## TO DO
Give the material again in full, matching it exactly.

Extracted data entries
+---+

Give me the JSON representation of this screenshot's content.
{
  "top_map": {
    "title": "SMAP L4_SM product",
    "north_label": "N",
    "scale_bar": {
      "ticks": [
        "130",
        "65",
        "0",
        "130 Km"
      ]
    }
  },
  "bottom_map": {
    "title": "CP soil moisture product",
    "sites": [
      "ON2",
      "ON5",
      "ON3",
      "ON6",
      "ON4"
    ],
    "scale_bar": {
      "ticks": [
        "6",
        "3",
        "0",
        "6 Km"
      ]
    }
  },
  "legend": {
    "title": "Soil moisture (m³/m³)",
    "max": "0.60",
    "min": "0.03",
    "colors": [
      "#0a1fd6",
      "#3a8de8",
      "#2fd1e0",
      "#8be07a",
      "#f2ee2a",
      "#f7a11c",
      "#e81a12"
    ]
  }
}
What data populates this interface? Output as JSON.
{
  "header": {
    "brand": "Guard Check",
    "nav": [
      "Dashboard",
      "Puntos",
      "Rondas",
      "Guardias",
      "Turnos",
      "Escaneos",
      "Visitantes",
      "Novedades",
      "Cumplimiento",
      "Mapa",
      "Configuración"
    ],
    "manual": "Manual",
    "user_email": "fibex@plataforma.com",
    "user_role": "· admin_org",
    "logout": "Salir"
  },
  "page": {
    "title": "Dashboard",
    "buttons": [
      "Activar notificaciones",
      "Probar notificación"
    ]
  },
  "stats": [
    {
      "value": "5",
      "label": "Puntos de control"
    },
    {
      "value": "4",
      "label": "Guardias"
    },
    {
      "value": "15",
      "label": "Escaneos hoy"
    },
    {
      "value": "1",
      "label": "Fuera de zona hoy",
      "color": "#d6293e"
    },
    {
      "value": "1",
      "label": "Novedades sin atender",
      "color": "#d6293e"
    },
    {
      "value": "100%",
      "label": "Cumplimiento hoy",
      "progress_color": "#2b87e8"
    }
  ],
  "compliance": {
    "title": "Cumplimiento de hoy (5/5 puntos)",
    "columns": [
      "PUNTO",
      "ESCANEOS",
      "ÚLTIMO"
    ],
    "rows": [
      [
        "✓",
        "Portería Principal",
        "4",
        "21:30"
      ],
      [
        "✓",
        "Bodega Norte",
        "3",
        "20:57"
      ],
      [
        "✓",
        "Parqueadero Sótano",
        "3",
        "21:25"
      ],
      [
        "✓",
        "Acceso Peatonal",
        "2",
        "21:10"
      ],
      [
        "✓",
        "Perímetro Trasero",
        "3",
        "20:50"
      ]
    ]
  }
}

+---+

## CORRECT ANSWER
Give me the JSON representation of this screenshot's content.
{
  "top_map": {
    "title": "SMAP L4_SM product",
    "north_label": "N",
    "scale_bar": {
      "ticks": [
        "130",
        "65",
        "0",
        "130 Km"
      ]
    }
  },
  "bottom_map": {
    "title": "CP soil moisture product",
    "sites": [
      "ON2",
      "ON5",
      "ON3",
      "ON6",
      "ON4"
    ],
    "scale_bar": {
      "ticks": [
        "6",
        "3",
        "0",
        "6 Km"
      ]
    }
  },
  "legend": {
    "title": "Soil moisture (m³/m³)",
    "max": "0.60",
    "min": "0.03",
    "colors": [
      "#0a1fd6",
      "#3a8de8",
      "#2fd1e0",
      "#8be07a",
      "#f2ee2a",
      "#f7a11c",
      "#e81a12"
    ]
  }
}
What data populates this interface? Output as JSON.
{
  "header": {
    "brand": "Guard Check",
    "nav": [
      "Dashboard",
      "Puntos",
      "Rondas",
      "Guardias",
      "Turnos",
      "Escaneos",
      "Visitantes",
      "Novedades",
      "Cumplimiento",
      "Mapa",
      "Configuración"
    ],
    "manual": "Manual",
    "user_email": "fibex@plataforma.com",
    "user_role": "· admin_org",
    "logout": "Salir"
  },
  "page": {
    "title": "Dashboard",
    "buttons": [
      "Activar notificaciones",
      "Probar notificación"
    ]
  },
  "stats": [
    {
      "value": "5",
      "label": "Puntos de control"
    },
    {
      "value": "4",
      "label": "Guardias"
    },
    {
      "value": "15",
      "label": "Escaneos hoy"
    },
    {
      "value": "1",
      "label": "Fuera de zona hoy",
      "color": "#d6293e"
    },
    {
      "value": "1",
      "label": "Novedades sin atender",
      "color": "#d6293e"
    },
    {
      "value": "100%",
      "label": "Cumplimiento hoy",
      "progress_color": "#2b87e8"
    }
  ],
  "compliance": {
    "title": "Cumplimiento de hoy (5/5 puntos)",
    "columns": [
      "PUNTO",
      "ESCANEOS",
      "ÚLTIMO"
    ],
    "rows": [
      [
        "✓",
        "Portería Principal",
        "4",
        "21:30"
      ],
      [
        "✓",
        "Bodega Norte",
        "3",
        "20:57"
      ],
      [
        "✓",
        "Parqueadero Sótano",
        "3",
        "21:25"
      ],
      [
        "✓",
        "Acceso Peatonal",
        "2",
        "21:10"
      ],
      [
        "✓",
        "Perímetro Trasero",
        "3",
        "20:50"
      ]
    ]
  }
}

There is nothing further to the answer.